◆ OBJECTIVE
Scan the lines below for the word "before". Copy each line you find it in.

##### INPUT RECORDS #####

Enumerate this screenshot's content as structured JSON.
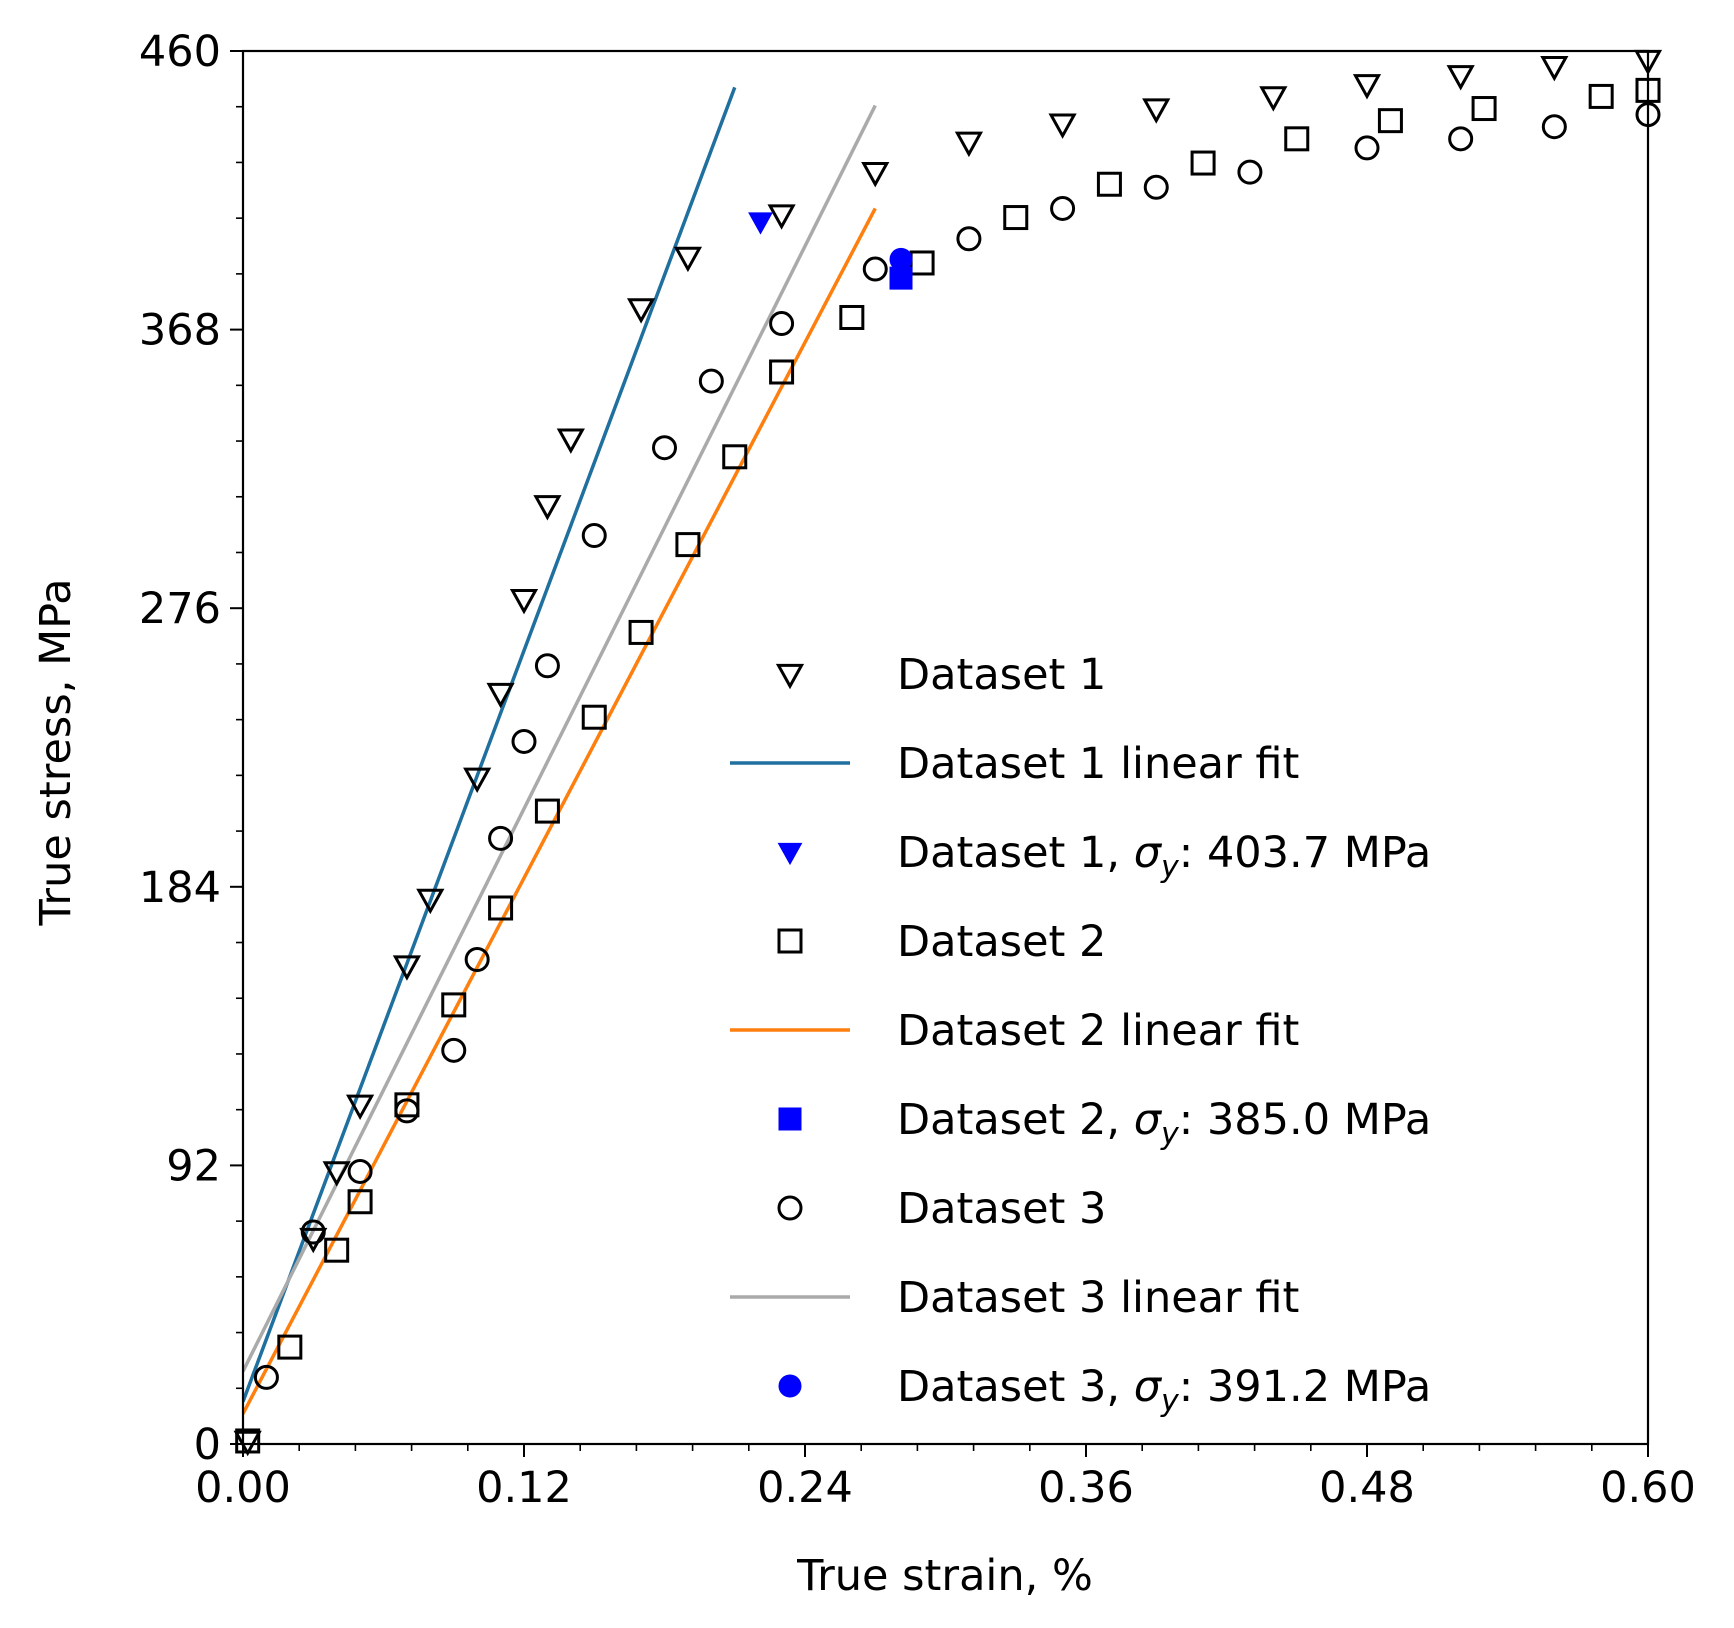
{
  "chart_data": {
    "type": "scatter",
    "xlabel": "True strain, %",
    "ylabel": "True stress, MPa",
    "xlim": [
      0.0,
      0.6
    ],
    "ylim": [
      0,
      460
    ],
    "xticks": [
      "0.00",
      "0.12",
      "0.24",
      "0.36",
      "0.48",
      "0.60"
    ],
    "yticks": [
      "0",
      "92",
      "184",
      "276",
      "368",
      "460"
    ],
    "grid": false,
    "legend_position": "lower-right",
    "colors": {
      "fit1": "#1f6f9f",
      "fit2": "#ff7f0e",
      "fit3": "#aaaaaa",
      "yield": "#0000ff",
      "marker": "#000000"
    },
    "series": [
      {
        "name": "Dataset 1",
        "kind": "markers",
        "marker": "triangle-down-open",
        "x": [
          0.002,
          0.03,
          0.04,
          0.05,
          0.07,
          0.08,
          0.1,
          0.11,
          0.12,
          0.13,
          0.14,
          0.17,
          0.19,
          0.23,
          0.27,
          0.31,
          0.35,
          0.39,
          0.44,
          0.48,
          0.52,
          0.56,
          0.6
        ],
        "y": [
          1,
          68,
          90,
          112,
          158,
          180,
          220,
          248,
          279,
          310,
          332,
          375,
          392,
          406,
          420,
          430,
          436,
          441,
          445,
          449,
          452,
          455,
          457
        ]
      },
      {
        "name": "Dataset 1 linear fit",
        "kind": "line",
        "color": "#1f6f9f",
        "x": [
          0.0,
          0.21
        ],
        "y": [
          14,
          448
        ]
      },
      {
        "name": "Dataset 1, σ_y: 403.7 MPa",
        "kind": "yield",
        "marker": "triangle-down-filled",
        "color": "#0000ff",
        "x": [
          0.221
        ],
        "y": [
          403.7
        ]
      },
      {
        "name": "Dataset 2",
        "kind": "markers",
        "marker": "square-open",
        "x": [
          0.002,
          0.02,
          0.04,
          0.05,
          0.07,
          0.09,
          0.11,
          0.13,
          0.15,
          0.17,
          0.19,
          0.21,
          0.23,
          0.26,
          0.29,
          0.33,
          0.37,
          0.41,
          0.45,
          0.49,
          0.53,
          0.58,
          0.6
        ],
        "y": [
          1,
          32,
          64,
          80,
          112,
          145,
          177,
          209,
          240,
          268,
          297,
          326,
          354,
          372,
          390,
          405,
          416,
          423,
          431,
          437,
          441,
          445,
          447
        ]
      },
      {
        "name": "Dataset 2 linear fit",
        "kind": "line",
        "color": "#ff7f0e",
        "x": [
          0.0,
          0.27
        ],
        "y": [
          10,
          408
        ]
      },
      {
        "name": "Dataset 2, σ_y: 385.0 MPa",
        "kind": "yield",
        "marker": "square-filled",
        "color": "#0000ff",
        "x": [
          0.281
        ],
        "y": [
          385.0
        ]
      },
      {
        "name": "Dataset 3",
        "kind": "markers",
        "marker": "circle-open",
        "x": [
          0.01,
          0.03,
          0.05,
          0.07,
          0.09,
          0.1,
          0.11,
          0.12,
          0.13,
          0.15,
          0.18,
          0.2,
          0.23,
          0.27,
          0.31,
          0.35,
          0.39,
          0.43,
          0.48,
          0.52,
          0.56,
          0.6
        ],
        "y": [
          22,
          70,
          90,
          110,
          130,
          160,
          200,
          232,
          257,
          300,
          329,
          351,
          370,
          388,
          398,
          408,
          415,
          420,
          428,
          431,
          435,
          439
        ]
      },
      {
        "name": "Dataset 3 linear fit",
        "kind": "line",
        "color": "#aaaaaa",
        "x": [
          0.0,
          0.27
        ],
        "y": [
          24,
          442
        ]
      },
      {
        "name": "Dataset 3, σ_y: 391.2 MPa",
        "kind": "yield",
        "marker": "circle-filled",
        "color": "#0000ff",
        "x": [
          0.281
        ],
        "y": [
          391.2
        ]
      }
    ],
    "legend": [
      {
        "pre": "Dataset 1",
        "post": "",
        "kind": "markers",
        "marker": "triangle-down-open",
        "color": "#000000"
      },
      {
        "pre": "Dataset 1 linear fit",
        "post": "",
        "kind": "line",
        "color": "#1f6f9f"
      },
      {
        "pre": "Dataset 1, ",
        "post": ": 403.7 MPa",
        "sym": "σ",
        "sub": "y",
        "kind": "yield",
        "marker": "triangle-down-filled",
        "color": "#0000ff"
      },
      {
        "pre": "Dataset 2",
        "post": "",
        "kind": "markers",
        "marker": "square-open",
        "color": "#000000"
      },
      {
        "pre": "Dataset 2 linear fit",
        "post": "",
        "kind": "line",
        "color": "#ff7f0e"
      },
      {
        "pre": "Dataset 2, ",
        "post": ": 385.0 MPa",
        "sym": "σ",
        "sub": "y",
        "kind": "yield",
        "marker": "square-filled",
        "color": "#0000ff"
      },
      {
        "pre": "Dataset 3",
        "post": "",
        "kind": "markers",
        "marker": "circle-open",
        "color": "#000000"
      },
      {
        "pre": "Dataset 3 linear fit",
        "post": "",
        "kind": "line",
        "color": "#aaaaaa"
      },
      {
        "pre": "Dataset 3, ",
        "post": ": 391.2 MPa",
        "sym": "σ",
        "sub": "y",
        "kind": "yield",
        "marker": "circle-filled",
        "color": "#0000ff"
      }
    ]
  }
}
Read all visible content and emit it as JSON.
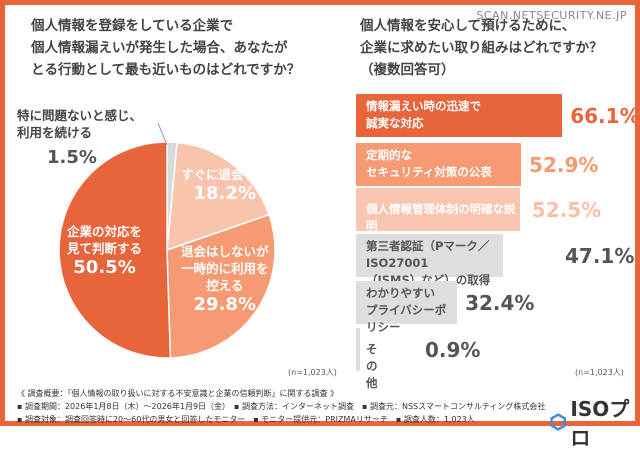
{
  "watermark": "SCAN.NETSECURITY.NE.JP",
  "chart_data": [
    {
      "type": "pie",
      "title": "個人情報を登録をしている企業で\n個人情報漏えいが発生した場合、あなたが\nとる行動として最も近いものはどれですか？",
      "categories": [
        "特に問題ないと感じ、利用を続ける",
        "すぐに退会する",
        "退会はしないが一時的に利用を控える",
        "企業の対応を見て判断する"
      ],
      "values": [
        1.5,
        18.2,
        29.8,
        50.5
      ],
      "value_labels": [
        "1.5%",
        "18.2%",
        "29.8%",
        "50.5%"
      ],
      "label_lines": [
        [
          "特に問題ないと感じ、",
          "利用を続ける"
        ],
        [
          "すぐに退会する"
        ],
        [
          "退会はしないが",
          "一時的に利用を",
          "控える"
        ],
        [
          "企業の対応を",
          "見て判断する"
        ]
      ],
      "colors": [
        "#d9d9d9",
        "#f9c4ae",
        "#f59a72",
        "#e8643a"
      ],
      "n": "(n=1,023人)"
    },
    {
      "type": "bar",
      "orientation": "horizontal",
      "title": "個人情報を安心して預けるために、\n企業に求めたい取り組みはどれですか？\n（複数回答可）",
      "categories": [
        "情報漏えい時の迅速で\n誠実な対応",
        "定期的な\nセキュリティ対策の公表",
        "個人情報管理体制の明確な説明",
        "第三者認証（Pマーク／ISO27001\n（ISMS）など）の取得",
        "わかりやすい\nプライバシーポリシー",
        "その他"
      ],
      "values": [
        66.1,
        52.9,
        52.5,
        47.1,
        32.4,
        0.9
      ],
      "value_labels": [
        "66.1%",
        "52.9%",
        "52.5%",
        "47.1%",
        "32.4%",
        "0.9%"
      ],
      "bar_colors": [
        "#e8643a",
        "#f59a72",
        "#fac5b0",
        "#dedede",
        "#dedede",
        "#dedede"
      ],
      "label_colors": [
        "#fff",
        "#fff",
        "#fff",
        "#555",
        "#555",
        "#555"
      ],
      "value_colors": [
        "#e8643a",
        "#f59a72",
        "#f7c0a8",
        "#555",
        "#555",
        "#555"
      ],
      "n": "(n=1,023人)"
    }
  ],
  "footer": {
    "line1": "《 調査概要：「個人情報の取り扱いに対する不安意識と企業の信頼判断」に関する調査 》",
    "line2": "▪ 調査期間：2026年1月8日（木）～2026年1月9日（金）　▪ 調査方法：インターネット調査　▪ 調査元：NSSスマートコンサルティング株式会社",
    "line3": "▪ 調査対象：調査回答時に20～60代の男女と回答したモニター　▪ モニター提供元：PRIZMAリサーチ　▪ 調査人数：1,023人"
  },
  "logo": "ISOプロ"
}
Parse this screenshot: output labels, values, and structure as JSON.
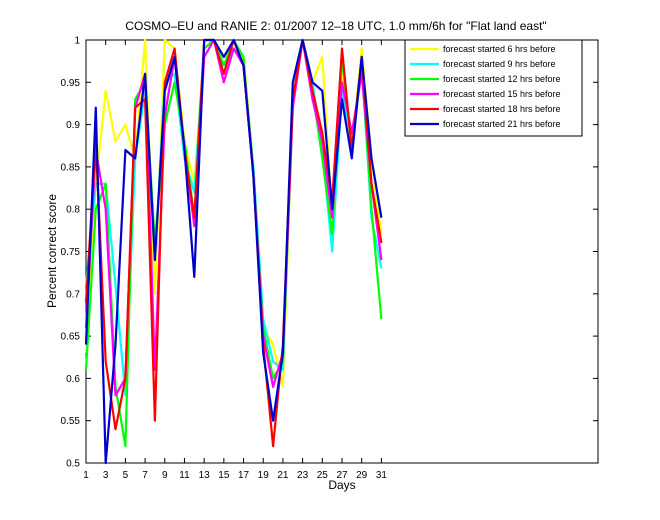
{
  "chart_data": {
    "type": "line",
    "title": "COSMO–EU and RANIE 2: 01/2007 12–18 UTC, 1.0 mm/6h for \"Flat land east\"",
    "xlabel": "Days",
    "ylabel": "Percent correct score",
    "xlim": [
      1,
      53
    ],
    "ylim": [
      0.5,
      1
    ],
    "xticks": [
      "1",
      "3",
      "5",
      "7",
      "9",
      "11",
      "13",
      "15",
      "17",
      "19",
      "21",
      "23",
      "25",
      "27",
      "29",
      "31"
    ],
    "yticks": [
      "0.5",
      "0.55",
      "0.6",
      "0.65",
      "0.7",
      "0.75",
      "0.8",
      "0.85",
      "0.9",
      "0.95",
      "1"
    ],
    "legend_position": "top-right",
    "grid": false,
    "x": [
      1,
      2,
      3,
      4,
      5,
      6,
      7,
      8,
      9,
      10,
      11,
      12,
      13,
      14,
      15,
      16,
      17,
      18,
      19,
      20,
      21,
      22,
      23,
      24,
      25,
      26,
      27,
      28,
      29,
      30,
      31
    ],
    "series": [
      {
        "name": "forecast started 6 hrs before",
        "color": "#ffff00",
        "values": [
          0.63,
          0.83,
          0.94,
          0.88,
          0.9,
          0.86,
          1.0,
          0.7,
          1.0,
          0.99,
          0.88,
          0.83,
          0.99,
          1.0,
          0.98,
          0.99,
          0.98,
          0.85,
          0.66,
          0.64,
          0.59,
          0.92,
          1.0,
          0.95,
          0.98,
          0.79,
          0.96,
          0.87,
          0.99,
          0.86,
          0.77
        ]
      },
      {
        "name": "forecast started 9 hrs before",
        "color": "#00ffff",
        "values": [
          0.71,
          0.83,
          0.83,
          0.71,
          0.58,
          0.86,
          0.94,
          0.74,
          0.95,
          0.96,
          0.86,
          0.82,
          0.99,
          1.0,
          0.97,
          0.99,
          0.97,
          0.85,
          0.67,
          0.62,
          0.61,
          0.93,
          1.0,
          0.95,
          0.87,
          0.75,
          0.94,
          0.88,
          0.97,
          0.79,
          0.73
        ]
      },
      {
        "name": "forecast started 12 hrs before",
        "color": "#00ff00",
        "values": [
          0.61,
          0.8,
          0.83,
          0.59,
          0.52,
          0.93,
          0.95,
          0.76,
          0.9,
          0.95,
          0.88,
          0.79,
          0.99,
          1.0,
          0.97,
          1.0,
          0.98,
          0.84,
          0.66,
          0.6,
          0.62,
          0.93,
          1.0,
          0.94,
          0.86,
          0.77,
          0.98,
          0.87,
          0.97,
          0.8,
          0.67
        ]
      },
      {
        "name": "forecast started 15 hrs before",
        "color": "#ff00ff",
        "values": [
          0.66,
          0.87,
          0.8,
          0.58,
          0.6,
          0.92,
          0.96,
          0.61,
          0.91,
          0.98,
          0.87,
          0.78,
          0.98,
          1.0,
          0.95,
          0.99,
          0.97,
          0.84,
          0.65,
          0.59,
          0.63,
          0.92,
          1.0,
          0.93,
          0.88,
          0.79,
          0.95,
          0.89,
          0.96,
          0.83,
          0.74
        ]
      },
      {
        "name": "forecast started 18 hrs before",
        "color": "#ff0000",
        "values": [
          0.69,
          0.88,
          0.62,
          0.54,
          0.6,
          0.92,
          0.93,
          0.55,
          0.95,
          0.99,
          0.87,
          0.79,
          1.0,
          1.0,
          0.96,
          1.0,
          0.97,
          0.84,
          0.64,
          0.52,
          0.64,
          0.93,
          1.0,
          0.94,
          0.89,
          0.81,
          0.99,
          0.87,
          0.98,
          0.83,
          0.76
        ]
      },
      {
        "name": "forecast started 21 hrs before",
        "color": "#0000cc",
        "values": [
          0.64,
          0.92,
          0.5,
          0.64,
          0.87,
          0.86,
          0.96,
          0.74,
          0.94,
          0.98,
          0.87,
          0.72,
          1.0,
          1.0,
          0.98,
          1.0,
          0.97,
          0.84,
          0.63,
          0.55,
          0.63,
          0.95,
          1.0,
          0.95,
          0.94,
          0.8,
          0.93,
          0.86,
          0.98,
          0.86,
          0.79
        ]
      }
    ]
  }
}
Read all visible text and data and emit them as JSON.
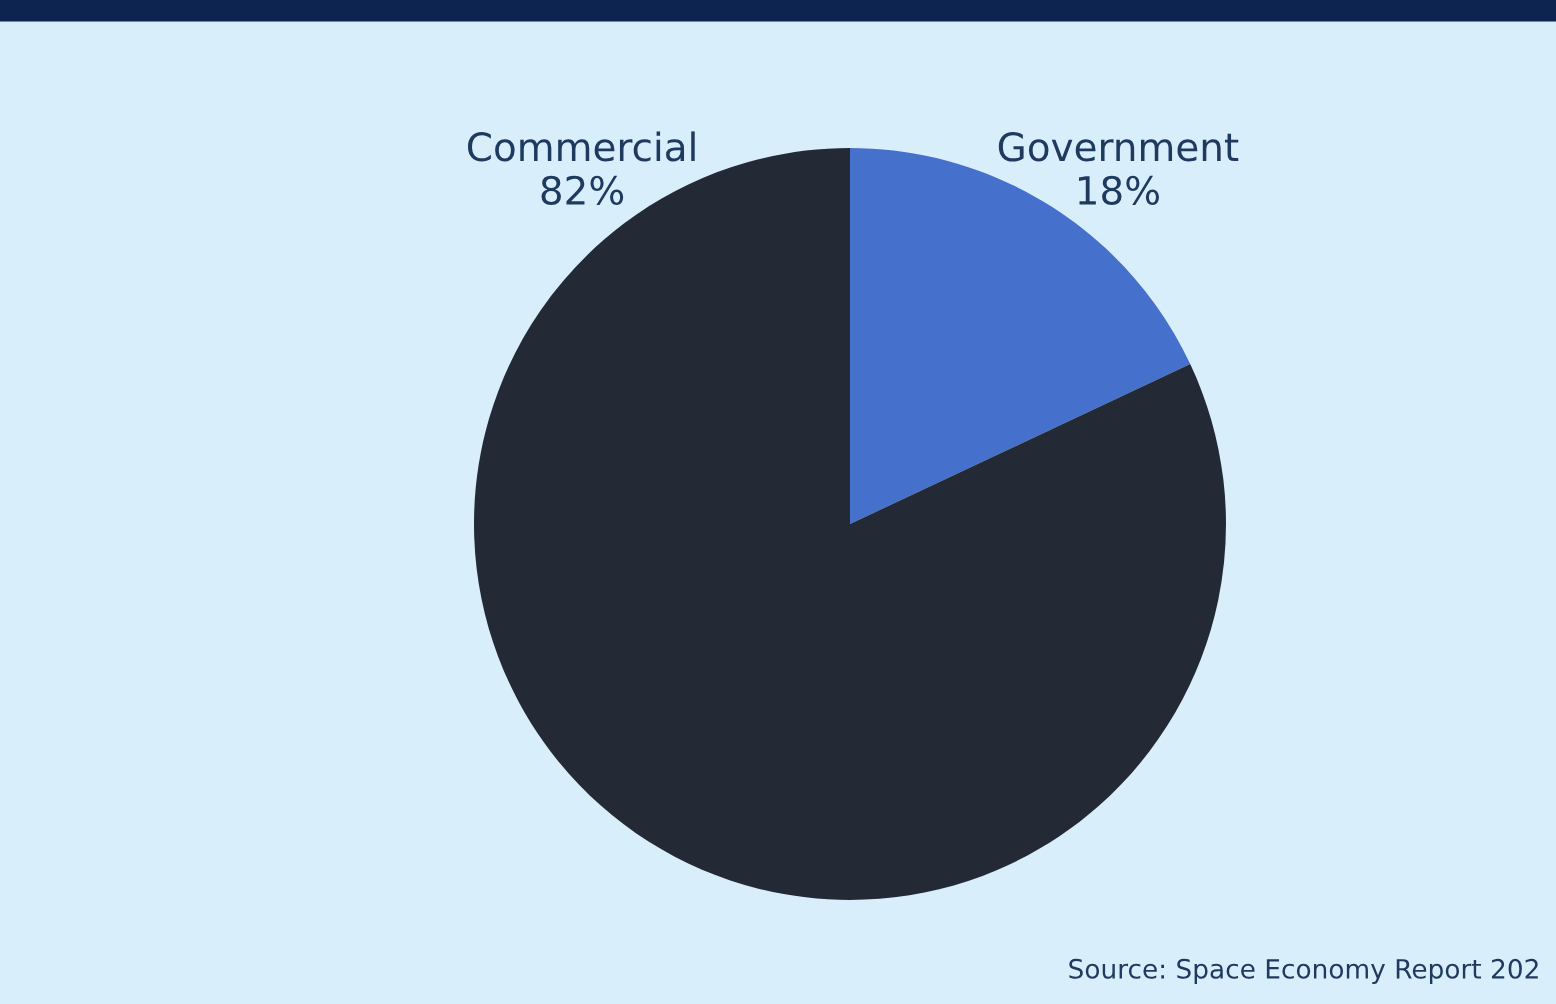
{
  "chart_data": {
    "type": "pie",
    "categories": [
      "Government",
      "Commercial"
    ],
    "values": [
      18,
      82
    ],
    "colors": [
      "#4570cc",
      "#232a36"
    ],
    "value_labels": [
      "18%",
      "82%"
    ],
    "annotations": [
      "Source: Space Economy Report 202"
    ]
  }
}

#####

◆ THE RESPONSE
        "name": "forecast started 6 hrs before",
        "name": "forecast started 9 hrs before",
        "name": "forecast started 12 hrs before",
        "name": "forecast started 15 hrs before",
        "name": "forecast started 18 hrs before",
        "name": "forecast started 21 hrs before",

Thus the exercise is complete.